• **GIVEN TASK**
Set down each entry from the block beneath, exactly as written.

• **DATA PROVIDED**
>> start

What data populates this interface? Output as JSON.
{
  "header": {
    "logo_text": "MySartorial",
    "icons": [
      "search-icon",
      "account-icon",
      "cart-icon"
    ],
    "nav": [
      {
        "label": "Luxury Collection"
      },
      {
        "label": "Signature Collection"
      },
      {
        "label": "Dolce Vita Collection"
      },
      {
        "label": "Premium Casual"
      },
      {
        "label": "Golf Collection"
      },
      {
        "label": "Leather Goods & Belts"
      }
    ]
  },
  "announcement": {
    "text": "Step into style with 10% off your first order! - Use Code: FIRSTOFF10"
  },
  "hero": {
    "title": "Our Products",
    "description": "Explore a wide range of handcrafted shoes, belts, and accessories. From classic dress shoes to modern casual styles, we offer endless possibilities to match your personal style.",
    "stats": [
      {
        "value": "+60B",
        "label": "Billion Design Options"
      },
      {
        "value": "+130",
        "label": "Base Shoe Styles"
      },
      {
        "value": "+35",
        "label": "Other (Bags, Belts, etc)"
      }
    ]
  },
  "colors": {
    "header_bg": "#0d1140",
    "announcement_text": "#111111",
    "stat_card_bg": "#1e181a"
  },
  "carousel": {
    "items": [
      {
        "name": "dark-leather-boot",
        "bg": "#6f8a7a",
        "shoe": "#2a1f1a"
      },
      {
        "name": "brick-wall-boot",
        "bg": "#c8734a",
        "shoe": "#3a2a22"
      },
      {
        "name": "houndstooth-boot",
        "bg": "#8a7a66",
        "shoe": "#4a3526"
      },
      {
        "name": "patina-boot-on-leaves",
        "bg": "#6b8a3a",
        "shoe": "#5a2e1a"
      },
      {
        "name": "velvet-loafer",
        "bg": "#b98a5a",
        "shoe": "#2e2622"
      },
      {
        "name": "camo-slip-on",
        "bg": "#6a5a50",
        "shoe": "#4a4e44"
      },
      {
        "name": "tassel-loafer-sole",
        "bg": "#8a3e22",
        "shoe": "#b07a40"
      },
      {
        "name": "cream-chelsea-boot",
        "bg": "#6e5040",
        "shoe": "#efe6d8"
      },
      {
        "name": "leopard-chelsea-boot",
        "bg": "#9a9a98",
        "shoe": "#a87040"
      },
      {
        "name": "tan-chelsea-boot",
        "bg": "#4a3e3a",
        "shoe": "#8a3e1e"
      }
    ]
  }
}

>> end

• **OUTPUT OF THE TASK**
What data populates this interface? Output as JSON.
{
  "header": {
    "logo_text": "MySartorial",
    "icons": [
      "search-icon",
      "account-icon",
      "cart-icon"
    ],
    "nav": [
      {
        "label": "Luxury Collection"
      },
      {
        "label": "Signature Collection"
      },
      {
        "label": "Dolce Vita Collection"
      },
      {
        "label": "Premium Casual"
      },
      {
        "label": "Golf Collection"
      },
      {
        "label": "Leather Goods & Belts"
      }
    ]
  },
  "announcement": {
    "text": "Step into style with 10% off your first order! - Use Code: FIRSTOFF10"
  },
  "hero": {
    "title": "Our Products",
    "description": "Explore a wide range of handcrafted shoes, belts, and accessories. From classic dress shoes to modern casual styles, we offer endless possibilities to match your personal style.",
    "stats": [
      {
        "value": "+60B",
        "label": "Billion Design Options"
      },
      {
        "value": "+130",
        "label": "Base Shoe Styles"
      },
      {
        "value": "+35",
        "label": "Other (Bags, Belts, etc)"
      }
    ]
  },
  "colors": {
    "header_bg": "#0d1140",
    "announcement_text": "#111111",
    "stat_card_bg": "#1e181a"
  },
  "carousel": {
    "items": [
      {
        "name": "dark-leather-boot",
        "bg": "#6f8a7a",
        "shoe": "#2a1f1a"
      },
      {
        "name": "brick-wall-boot",
        "bg": "#c8734a",
        "shoe": "#3a2a22"
      },
      {
        "name": "houndstooth-boot",
        "bg": "#8a7a66",
        "shoe": "#4a3526"
      },
      {
        "name": "patina-boot-on-leaves",
        "bg": "#6b8a3a",
        "shoe": "#5a2e1a"
      },
      {
        "name": "velvet-loafer",
        "bg": "#b98a5a",
        "shoe": "#2e2622"
      },
      {
        "name": "camo-slip-on",
        "bg": "#6a5a50",
        "shoe": "#4a4e44"
      },
      {
        "name": "tassel-loafer-sole",
        "bg": "#8a3e22",
        "shoe": "#b07a40"
      },
      {
        "name": "cream-chelsea-boot",
        "bg": "#6e5040",
        "shoe": "#efe6d8"
      },
      {
        "name": "leopard-chelsea-boot",
        "bg": "#9a9a98",
        "shoe": "#a87040"
      },
      {
        "name": "tan-chelsea-boot",
        "bg": "#4a3e3a",
        "shoe": "#8a3e1e"
      }
    ]
  }
}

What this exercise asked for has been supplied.